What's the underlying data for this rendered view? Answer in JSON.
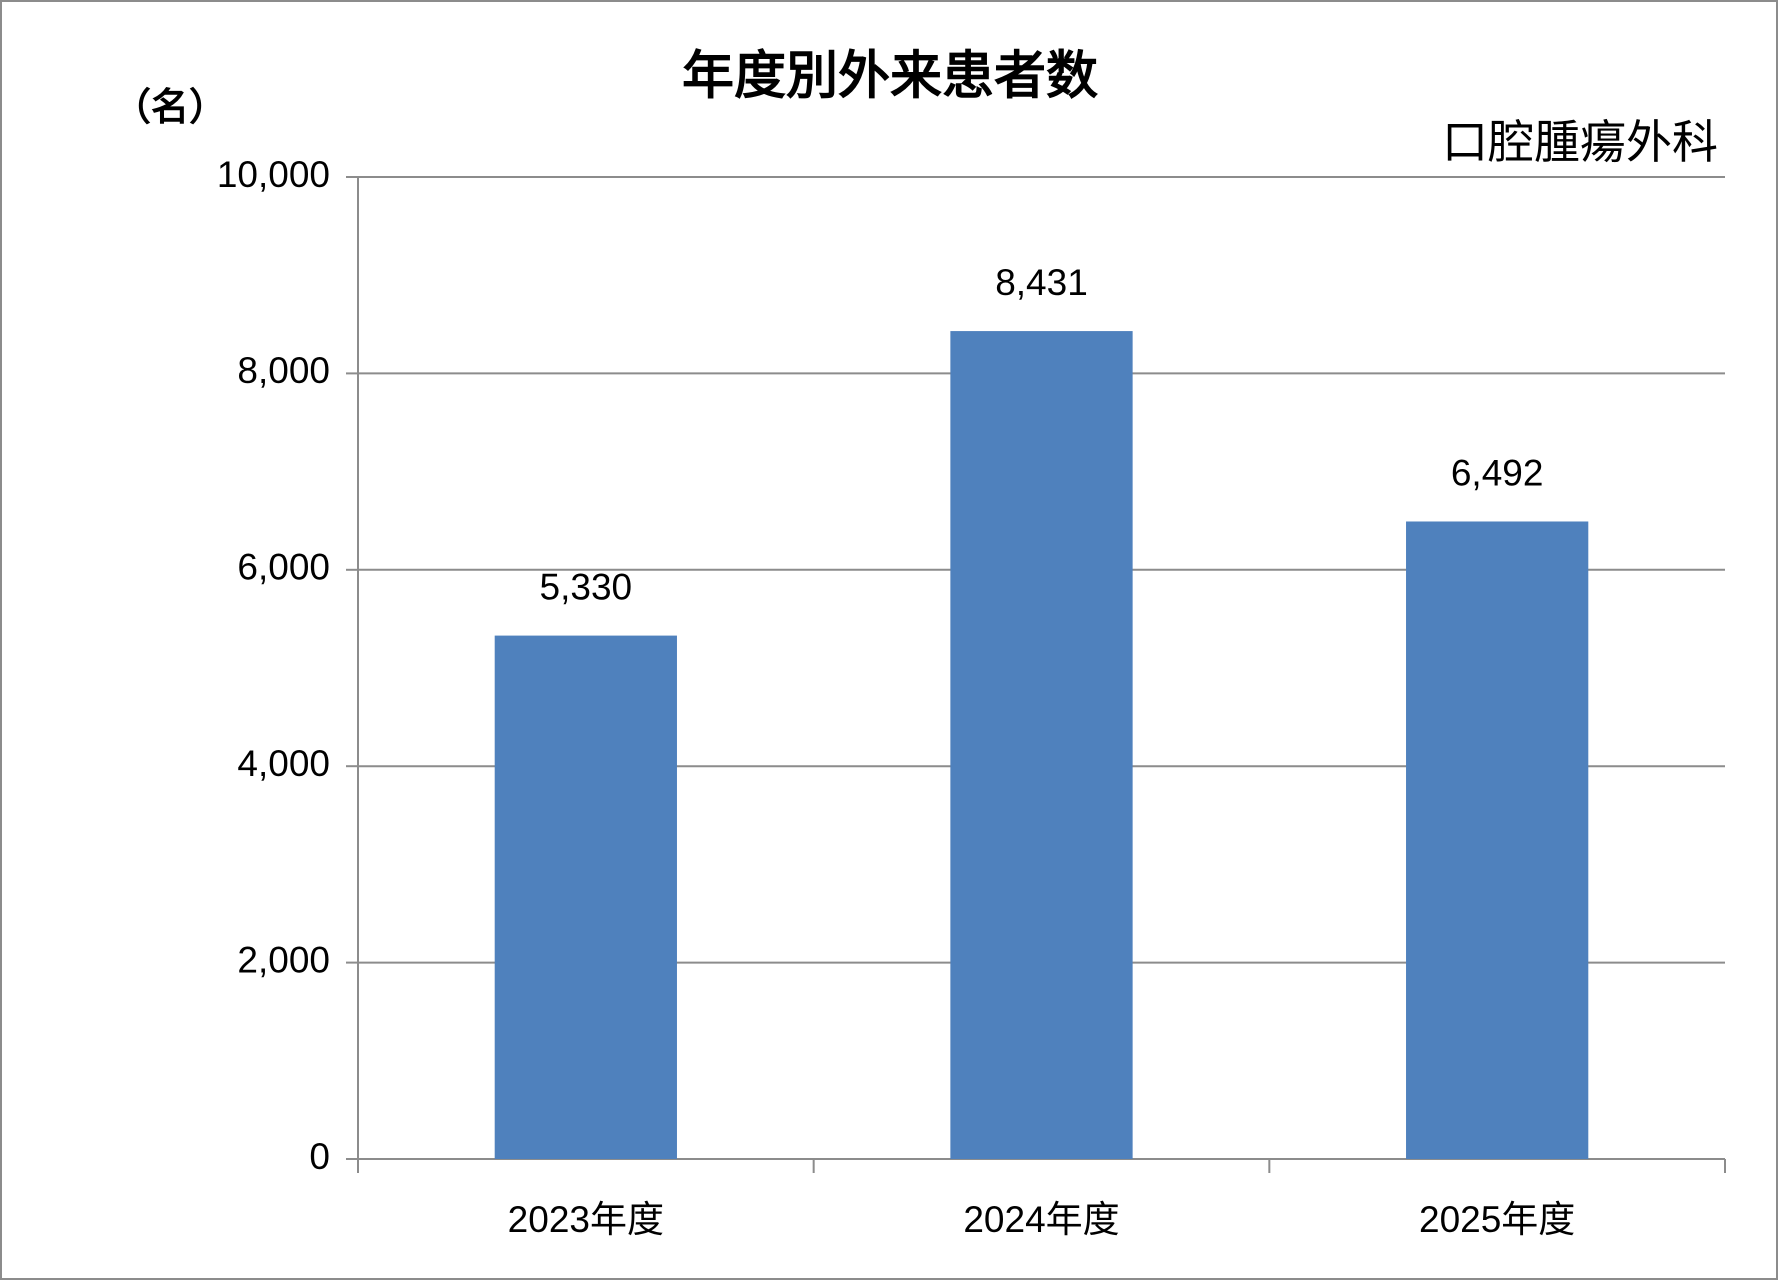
{
  "chart_data": {
    "type": "bar",
    "title": "年度別外来患者数",
    "y_unit": "（名）",
    "subtitle": "口腔腫瘍外科",
    "categories": [
      "2023年度",
      "2024年度",
      "2025年度"
    ],
    "values": [
      5330,
      8431,
      6492
    ],
    "value_labels": [
      "5,330",
      "8,431",
      "6,492"
    ],
    "color": "#4f81bd",
    "ylim": [
      0,
      10000
    ],
    "yticks": [
      0,
      {
        "value": 2000,
        "label": "2,000"
      },
      {
        "value": 4000,
        "label": "4,000"
      },
      {
        "value": 6000,
        "label": "6,000"
      },
      {
        "value": 8000,
        "label": "8,000"
      },
      {
        "value": 10000,
        "label": "10,000"
      }
    ],
    "grid": true
  }
}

__________

◆ **Job**
Each record must be quoted in full and exactly. Do not include the pictures.

◆ **Result of the exercise**
What's the underlying data for this rendered view? Answer in JSON.
{
  "chart_data": {
    "type": "bar",
    "title": "年度別外来患者数",
    "y_unit": "（名）",
    "subtitle": "口腔腫瘍外科",
    "categories": [
      "2023年度",
      "2024年度",
      "2025年度"
    ],
    "values": [
      5330,
      8431,
      6492
    ],
    "value_labels": [
      "5,330",
      "8,431",
      "6,492"
    ],
    "color": "#4f81bd",
    "ylim": [
      0,
      10000
    ],
    "yticks": [
      0,
      {
        "value": 2000,
        "label": "2,000"
      },
      {
        "value": 4000,
        "label": "4,000"
      },
      {
        "value": 6000,
        "label": "6,000"
      },
      {
        "value": 8000,
        "label": "8,000"
      },
      {
        "value": 10000,
        "label": "10,000"
      }
    ],
    "grid": true
  }
}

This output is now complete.